- Data extract:
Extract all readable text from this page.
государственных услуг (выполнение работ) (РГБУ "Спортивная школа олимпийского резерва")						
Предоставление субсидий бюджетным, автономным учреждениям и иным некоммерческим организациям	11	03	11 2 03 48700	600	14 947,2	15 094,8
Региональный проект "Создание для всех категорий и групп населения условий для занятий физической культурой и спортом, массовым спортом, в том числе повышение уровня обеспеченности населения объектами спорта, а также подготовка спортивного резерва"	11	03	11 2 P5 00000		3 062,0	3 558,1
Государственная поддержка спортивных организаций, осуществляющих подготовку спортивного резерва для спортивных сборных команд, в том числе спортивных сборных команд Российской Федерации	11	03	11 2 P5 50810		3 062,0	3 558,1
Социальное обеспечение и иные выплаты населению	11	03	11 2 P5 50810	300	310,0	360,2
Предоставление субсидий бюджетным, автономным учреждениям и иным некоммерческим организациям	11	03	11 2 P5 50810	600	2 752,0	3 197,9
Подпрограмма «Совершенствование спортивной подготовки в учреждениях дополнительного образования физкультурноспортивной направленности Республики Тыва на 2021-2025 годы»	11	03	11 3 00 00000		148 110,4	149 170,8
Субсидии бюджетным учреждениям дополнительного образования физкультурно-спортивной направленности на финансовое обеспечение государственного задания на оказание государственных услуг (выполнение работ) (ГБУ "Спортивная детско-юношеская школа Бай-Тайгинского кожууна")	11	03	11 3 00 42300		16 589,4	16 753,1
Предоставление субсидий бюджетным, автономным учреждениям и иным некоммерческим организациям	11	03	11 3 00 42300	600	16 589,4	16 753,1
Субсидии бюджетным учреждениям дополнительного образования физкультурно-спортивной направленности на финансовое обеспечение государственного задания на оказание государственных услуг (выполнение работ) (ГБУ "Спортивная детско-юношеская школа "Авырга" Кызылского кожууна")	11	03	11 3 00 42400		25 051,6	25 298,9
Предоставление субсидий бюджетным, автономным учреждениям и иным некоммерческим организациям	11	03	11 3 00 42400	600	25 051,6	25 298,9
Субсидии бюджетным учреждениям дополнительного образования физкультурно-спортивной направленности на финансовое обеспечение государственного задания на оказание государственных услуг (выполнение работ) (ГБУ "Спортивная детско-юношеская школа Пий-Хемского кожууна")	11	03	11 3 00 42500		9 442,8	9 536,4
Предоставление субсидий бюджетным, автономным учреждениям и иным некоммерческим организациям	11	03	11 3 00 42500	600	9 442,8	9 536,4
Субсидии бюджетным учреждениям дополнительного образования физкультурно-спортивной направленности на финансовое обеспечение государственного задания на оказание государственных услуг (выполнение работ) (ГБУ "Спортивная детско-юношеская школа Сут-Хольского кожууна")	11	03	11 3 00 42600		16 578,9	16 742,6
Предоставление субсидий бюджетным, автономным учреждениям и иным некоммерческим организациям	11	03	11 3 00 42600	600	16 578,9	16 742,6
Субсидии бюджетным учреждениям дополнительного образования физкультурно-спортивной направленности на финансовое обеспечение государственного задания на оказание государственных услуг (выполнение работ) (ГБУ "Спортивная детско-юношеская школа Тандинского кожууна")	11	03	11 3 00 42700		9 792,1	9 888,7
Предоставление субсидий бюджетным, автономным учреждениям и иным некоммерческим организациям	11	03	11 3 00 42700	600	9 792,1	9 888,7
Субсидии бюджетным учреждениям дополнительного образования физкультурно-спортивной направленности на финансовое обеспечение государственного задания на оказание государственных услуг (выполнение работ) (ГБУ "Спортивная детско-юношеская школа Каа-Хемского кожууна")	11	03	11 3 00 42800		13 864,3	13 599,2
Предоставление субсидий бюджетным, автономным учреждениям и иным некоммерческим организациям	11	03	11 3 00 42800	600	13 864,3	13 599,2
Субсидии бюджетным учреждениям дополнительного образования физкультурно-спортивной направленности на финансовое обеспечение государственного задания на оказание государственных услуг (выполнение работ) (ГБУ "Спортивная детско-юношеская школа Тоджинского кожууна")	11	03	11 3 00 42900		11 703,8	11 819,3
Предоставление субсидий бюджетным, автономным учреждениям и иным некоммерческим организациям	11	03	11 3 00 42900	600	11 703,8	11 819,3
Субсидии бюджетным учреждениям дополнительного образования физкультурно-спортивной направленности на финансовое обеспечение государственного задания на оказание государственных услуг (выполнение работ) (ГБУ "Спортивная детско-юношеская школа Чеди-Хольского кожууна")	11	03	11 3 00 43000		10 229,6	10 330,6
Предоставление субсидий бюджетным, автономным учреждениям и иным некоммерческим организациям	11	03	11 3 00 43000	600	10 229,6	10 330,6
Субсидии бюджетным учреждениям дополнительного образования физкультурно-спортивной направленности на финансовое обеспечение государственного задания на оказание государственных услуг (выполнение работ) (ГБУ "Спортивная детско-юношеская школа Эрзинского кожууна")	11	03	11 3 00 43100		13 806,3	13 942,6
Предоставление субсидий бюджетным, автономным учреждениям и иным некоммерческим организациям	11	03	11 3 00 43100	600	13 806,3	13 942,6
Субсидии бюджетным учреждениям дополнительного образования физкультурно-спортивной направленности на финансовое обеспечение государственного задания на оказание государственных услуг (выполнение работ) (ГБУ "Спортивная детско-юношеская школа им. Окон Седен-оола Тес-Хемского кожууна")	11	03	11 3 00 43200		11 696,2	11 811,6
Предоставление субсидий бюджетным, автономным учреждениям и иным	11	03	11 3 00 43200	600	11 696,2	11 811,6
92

- What needs to be done:
The full set of records should be duplicated exactly.

- Result for this exercise:
Extract all readable text from this page.
государственных услуг (выполнение работ) (РГБУ "Спортивная школа олимпийского резерва")						
Предоставление субсидий бюджетным, автономным учреждениям и иным некоммерческим организациям	11	03	11 2 03 48700	600	14 947,2	15 094,8
Региональный проект "Создание для всех категорий и групп населения условий для занятий физической культурой и спортом, массовым спортом, в том числе повышение уровня обеспеченности населения объектами спорта, а также подготовка спортивного резерва"	11	03	11 2 P5 00000		3 062,0	3 558,1
Государственная поддержка спортивных организаций, осуществляющих подготовку спортивного резерва для спортивных сборных команд, в том числе спортивных сборных команд Российской Федерации	11	03	11 2 P5 50810		3 062,0	3 558,1
Социальное обеспечение и иные выплаты населению	11	03	11 2 P5 50810	300	310,0	360,2
Предоставление субсидий бюджетным, автономным учреждениям и иным некоммерческим организациям	11	03	11 2 P5 50810	600	2 752,0	3 197,9
Подпрограмма «Совершенствование спортивной подготовки в учреждениях дополнительного образования физкультурноспортивной направленности Республики Тыва на 2021-2025 годы»	11	03	11 3 00 00000		148 110,4	149 170,8
Субсидии бюджетным учреждениям дополнительного образования физкультурно-спортивной направленности на финансовое обеспечение государственного задания на оказание государственных услуг (выполнение работ) (ГБУ "Спортивная детско-юношеская школа Бай-Тайгинского кожууна")	11	03	11 3 00 42300		16 589,4	16 753,1
Предоставление субсидий бюджетным, автономным учреждениям и иным некоммерческим организациям	11	03	11 3 00 42300	600	16 589,4	16 753,1
Субсидии бюджетным учреждениям дополнительного образования физкультурно-спортивной направленности на финансовое обеспечение государственного задания на оказание государственных услуг (выполнение работ) (ГБУ "Спортивная детско-юношеская школа "Авырга" Кызылского кожууна")	11	03	11 3 00 42400		25 051,6	25 298,9
Предоставление субсидий бюджетным, автономным учреждениям и иным некоммерческим организациям	11	03	11 3 00 42400	600	25 051,6	25 298,9
Субсидии бюджетным учреждениям дополнительного образования физкультурно-спортивной направленности на финансовое обеспечение государственного задания на оказание государственных услуг (выполнение работ) (ГБУ "Спортивная детско-юношеская школа Пий-Хемского кожууна")	11	03	11 3 00 42500		9 442,8	9 536,4
Предоставление субсидий бюджетным, автономным учреждениям и иным некоммерческим организациям	11	03	11 3 00 42500	600	9 442,8	9 536,4
Субсидии бюджетным учреждениям дополнительного образования физкультурно-спортивной направленности на финансовое обеспечение государственного задания на оказание государственных услуг (выполнение работ) (ГБУ "Спортивная детско-юношеская школа Сут-Хольского кожууна")	11	03	11 3 00 42600		16 578,9	16 742,6
Предоставление субсидий бюджетным, автономным учреждениям и иным некоммерческим организациям	11	03	11 3 00 42600	600	16 578,9	16 742,6
Субсидии бюджетным учреждениям дополнительного образования физкультурно-спортивной направленности на финансовое обеспечение государственного задания на оказание государственных услуг (выполнение работ) (ГБУ "Спортивная детско-юношеская школа Тандинского кожууна")	11	03	11 3 00 42700		9 792,1	9 888,7
Предоставление субсидий бюджетным, автономным учреждениям и иным некоммерческим организациям	11	03	11 3 00 42700	600	9 792,1	9 888,7
Субсидии бюджетным учреждениям дополнительного образования физкультурно-спортивной направленности на финансовое обеспечение государственного задания на оказание государственных услуг (выполнение работ) (ГБУ "Спортивная детско-юношеская школа Каа-Хемского кожууна")	11	03	11 3 00 42800		13 864,3	13 599,2
Предоставление субсидий бюджетным, автономным учреждениям и иным некоммерческим организациям	11	03	11 3 00 42800	600	13 864,3	13 599,2
Субсидии бюджетным учреждениям дополнительного образования физкультурно-спортивной направленности на финансовое обеспечение государственного задания на оказание государственных услуг (выполнение работ) (ГБУ "Спортивная детско-юношеская школа Тоджинского кожууна")	11	03	11 3 00 42900		11 703,8	11 819,3
Предоставление субсидий бюджетным, автономным учреждениям и иным некоммерческим организациям	11	03	11 3 00 42900	600	11 703,8	11 819,3
Субсидии бюджетным учреждениям дополнительного образования физкультурно-спортивной направленности на финансовое обеспечение государственного задания на оказание государственных услуг (выполнение работ) (ГБУ "Спортивная детско-юношеская школа Чеди-Хольского кожууна")	11	03	11 3 00 43000		10 229,6	10 330,6
Предоставление субсидий бюджетным, автономным учреждениям и иным некоммерческим организациям	11	03	11 3 00 43000	600	10 229,6	10 330,6
Субсидии бюджетным учреждениям дополнительного образования физкультурно-спортивной направленности на финансовое обеспечение государственного задания на оказание государственных услуг (выполнение работ) (ГБУ "Спортивная детско-юношеская школа Эрзинского кожууна")	11	03	11 3 00 43100		13 806,3	13 942,6
Предоставление субсидий бюджетным, автономным учреждениям и иным некоммерческим организациям	11	03	11 3 00 43100	600	13 806,3	13 942,6
Субсидии бюджетным учреждениям дополнительного образования физкультурно-спортивной направленности на финансовое обеспечение государственного задания на оказание государственных услуг (выполнение работ) (ГБУ "Спортивная детско-юношеская школа им. Окон Седен-оола Тес-Хемского кожууна")	11	03	11 3 00 43200		11 696,2	11 811,6
Предоставление субсидий бюджетным, автономным учреждениям и иным	11	03	11 3 00 43200	600	11 696,2	11 811,6
92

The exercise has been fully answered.